Provided text:
▽

What is the best way to persist/save printer settings in .Net? There used to be a bug in .Net 1.1 in the serialization of the PrinterSetting object and there were some workarounds but I'm wondering if there isn't a better or easier way of doing this in the more recent versions of the framework.

The main use case is to allow a user to define, using the standard printer setting user interfaces, all print details (including printer-specific options) for a given printer and have these saved so they get restored the next time the user prints to that printer.

+1  A: 

You should use the class PrinterSettings.

Dmitry Shechtman
A: 

not programmatic answer would be: use print management console from 2003 r2 server adminpack to Export Printer configuration. Maybe that feature has an API for it, wich can be called from .net.

+1  A: 

I did a pretty ghetto method of dumping the current DEVMODE and overwriting it back when they want to use it again to send some proprietary printer settings to a copier machine at work. I couldn't find a better way to get to some of the properties that simply weren't exposed via the printing API (such as proprietary stapling and folding options on an old Fiery controller...I think the new XPS printer model has support for these, but lord only knows when we'll start seeing industry support for that).

The main caveat is that it would not be portable across machines or across different versions of the same printer driver. For me, that's no big deal since it's a controlled office environment. For you, I guess it would depend on the context of how your users use the program.

Good luck!

Nicholas Piasecki
Excellent article. Thanks a lot for the complete write-up!
Renaud Bompuis
With the advent of XPSDrv printers and PrintTickets, a better, more portable solution is to get a print ticket and use it. A print ticket is a XML-serialized form of the devmode structure. Refer this[this][1] [1]: http://msdn.microsoft.com/en-us/library/system.printing.printticket(VS.85).aspx
dirkgently
@dirkgently Thanks for the tip. We were on 2.0 at the time. Indeed, the method that I elaborate on is most useful in situations where you have an old GDI printer that doesn't expose things via GetDeviceCaps and has no documentation/capability for ExtEscape().

△

Exercises to complete:
A: In two sentences, what does the printer settings discussion say?
B: According to the printer settings discussion, what is a print ticket?
C: Quote the printer settings discussion between "I did a pretty" and "the complete write-up!", inclusive.

Exercise data:
▽

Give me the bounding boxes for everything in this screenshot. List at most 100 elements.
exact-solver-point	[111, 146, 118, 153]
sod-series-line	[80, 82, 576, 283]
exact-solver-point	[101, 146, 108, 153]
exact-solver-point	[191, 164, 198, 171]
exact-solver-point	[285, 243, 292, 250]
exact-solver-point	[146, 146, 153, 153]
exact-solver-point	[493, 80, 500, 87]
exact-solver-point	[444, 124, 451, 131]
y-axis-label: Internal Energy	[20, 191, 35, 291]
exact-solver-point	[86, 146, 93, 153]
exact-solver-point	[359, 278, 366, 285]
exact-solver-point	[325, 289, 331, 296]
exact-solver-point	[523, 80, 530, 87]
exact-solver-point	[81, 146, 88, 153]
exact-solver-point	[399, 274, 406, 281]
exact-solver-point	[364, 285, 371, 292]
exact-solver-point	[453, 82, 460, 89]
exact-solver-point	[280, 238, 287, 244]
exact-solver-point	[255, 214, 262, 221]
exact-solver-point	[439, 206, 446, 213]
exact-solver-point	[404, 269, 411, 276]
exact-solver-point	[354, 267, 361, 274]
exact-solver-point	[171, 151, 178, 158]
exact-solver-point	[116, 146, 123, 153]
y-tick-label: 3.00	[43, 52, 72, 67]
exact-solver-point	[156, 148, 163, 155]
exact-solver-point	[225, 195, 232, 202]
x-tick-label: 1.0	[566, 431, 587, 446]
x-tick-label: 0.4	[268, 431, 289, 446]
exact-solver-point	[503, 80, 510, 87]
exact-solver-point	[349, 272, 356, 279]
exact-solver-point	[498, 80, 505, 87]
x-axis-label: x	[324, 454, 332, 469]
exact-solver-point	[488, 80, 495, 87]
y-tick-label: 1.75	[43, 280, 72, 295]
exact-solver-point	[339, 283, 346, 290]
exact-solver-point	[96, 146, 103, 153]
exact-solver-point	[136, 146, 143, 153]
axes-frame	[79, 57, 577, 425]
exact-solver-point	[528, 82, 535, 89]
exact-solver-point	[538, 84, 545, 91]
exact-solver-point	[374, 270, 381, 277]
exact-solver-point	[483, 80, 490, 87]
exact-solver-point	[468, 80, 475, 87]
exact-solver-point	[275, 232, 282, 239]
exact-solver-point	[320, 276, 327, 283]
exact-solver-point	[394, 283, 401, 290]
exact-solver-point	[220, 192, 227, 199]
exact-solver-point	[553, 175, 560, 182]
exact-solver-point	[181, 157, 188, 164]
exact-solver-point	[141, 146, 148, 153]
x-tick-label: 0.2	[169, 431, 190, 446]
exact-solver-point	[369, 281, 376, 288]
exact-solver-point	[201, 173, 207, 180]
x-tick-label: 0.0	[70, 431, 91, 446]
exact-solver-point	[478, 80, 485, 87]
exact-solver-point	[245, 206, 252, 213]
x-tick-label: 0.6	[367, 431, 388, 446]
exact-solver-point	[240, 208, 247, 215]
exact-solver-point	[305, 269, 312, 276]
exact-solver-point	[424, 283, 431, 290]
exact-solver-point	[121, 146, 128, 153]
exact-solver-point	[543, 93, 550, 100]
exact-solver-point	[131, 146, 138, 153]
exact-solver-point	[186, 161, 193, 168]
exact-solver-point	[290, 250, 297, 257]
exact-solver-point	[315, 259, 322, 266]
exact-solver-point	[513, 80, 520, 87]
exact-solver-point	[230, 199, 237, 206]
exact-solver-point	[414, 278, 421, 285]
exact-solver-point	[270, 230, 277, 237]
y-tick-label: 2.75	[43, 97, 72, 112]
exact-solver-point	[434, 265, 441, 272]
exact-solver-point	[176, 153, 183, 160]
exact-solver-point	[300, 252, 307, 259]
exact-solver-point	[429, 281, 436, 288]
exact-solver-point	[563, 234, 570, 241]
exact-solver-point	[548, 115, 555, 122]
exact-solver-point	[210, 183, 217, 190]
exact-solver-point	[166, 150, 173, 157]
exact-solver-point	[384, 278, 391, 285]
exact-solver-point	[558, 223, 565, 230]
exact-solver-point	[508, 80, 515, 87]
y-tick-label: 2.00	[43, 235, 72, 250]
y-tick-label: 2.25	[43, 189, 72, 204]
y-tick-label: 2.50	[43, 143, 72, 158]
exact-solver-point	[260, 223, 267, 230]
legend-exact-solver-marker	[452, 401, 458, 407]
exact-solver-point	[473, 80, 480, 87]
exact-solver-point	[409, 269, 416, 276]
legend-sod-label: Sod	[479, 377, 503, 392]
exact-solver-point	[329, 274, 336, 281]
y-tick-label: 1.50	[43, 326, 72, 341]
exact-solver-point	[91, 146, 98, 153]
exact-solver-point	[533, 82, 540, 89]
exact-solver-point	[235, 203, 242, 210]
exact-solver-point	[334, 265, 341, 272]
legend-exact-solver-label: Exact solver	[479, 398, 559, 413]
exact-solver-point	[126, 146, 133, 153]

△

Results:
A: A question asks for the best way to save printer settings in .NET so that the print details a user defines for a given printer are restored the next time, noting an old .NET 1.1 serialization bug in the PrinterSetting object. Answers suggest using the PrinterSettings class, exporting printer configuration with the print management console, dumping and restoring the DEVMODE (not portable across machines or driver versions), or using a print ticket, an XML-serialized form of the devmode structure.

B: A print ticket is an XML-serialized form of the devmode structure.

C:
I did a pretty ghetto method of dumping the current DEVMODE and overwriting it back when they want to use it again to send some proprietary printer settings to a copier machine at work. I couldn't find a better way to get to some of the properties that simply weren't exposed via the printing API (such as proprietary stapling and folding options on an old Fiery controller...I think the new XPS printer model has support for these, but lord only knows when we'll start seeing industry support for that).

The main caveat is that it would not be portable across machines or across different versions of the same printer driver. For me, that's no big deal since it's a controlled office environment. For you, I guess it would depend on the context of how your users use the program.

Good luck!

Nicholas Piasecki
Excellent article. Thanks a lot for the complete write-up!